= AVAILABLE DATA =

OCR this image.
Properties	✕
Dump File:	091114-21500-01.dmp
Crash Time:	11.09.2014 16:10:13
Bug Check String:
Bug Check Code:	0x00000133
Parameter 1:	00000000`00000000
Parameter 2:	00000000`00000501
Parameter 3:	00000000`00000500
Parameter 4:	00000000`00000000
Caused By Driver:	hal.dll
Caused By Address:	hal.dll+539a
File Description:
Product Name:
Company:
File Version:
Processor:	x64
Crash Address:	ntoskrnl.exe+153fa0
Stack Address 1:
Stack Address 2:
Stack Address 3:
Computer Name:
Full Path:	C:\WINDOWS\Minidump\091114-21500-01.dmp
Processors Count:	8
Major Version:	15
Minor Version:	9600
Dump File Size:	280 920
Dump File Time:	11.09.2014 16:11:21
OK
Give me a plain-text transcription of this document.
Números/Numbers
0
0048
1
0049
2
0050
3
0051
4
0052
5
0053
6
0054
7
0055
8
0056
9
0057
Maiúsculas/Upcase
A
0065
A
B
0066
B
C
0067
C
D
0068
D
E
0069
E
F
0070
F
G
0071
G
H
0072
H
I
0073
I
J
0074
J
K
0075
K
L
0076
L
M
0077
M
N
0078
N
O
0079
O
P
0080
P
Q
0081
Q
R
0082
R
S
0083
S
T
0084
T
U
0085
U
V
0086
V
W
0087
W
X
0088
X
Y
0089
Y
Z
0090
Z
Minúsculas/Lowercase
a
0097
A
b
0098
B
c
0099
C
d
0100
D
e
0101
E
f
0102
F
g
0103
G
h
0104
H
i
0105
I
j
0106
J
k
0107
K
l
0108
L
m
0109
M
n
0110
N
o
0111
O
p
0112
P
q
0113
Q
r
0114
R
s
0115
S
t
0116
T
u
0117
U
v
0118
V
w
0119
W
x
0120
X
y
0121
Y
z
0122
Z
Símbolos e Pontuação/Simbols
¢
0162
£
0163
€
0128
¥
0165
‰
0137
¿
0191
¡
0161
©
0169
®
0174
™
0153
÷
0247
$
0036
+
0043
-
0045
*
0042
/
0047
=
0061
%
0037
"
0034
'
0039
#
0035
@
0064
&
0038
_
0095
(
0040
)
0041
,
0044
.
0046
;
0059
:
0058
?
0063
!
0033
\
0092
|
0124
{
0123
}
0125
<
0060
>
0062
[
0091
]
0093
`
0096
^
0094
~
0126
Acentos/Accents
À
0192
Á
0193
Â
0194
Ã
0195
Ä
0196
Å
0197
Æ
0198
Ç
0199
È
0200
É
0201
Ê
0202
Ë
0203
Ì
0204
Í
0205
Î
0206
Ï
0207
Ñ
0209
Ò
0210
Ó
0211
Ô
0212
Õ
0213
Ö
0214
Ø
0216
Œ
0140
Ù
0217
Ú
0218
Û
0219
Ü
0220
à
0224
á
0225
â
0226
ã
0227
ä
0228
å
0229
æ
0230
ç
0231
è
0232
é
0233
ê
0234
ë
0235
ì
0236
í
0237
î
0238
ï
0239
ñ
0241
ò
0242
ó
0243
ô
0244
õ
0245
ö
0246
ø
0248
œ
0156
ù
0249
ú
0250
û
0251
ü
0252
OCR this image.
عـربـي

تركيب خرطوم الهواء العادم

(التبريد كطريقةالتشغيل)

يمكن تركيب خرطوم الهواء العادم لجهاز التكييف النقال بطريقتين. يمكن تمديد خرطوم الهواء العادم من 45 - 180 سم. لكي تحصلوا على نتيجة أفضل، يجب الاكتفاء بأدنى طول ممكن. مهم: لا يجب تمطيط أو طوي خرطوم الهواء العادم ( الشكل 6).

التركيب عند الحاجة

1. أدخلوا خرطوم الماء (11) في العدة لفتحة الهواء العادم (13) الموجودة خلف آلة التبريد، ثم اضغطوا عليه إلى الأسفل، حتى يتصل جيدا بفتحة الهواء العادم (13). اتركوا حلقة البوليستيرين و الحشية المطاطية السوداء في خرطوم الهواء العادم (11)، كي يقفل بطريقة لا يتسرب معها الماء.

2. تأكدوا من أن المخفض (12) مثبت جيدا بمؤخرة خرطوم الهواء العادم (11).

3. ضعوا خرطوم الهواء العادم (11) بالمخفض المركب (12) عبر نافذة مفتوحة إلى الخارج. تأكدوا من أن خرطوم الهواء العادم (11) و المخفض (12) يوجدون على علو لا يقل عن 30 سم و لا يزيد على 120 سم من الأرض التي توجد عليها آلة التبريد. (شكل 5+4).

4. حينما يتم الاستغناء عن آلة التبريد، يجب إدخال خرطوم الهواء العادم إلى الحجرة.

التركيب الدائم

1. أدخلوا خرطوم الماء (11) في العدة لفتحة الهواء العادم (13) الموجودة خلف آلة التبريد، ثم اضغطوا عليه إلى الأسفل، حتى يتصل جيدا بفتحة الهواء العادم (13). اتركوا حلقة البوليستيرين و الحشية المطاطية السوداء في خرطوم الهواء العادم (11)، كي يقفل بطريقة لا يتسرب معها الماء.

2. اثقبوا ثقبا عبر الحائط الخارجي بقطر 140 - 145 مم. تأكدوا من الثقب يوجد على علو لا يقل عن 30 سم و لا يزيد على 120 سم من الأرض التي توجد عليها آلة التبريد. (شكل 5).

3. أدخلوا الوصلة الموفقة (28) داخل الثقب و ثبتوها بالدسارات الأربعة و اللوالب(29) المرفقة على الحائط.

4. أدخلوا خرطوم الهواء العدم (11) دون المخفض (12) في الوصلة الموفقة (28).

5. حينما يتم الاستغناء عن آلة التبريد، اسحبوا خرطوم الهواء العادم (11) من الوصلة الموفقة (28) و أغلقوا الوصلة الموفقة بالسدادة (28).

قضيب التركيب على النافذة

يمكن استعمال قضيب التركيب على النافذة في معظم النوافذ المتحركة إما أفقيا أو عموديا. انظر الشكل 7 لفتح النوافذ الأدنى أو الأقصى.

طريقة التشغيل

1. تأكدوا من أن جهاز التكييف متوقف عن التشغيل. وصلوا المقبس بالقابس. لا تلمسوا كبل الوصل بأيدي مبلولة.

= EXERCISE BRIEF =
Filter for "تأكدوا". Return all lines that hold it.

= THE RESULT =
2. تأكدوا من أن المخفض (12) مثبت جيدا بمؤخرة خرطوم الهواء العادم (11).
3. ضعوا خرطوم الهواء العادم (11) بالمخفض المركب (12) عبر نافذة مفتوحة إلى الخارج. تأكدوا من أن خرطوم الهواء العادم (11) و المخفض (12) يوجدون على علو لا يقل عن 30 سم و لا يزيد على 120 سم من الأرض التي توجد عليها آلة التبريد. (شكل 5+4).
2. اثقبوا ثقبا عبر الحائط الخارجي بقطر 140 - 145 مم. تأكدوا من الثقب يوجد على علو لا يقل عن 30 سم و لا يزيد على 120 سم من الأرض التي توجد عليها آلة التبريد. (شكل 5).
1. تأكدوا من أن جهاز التكييف متوقف عن التشغيل. وصلوا المقبس بالقابس. لا تلمسوا كبل الوصل بأيدي مبلولة.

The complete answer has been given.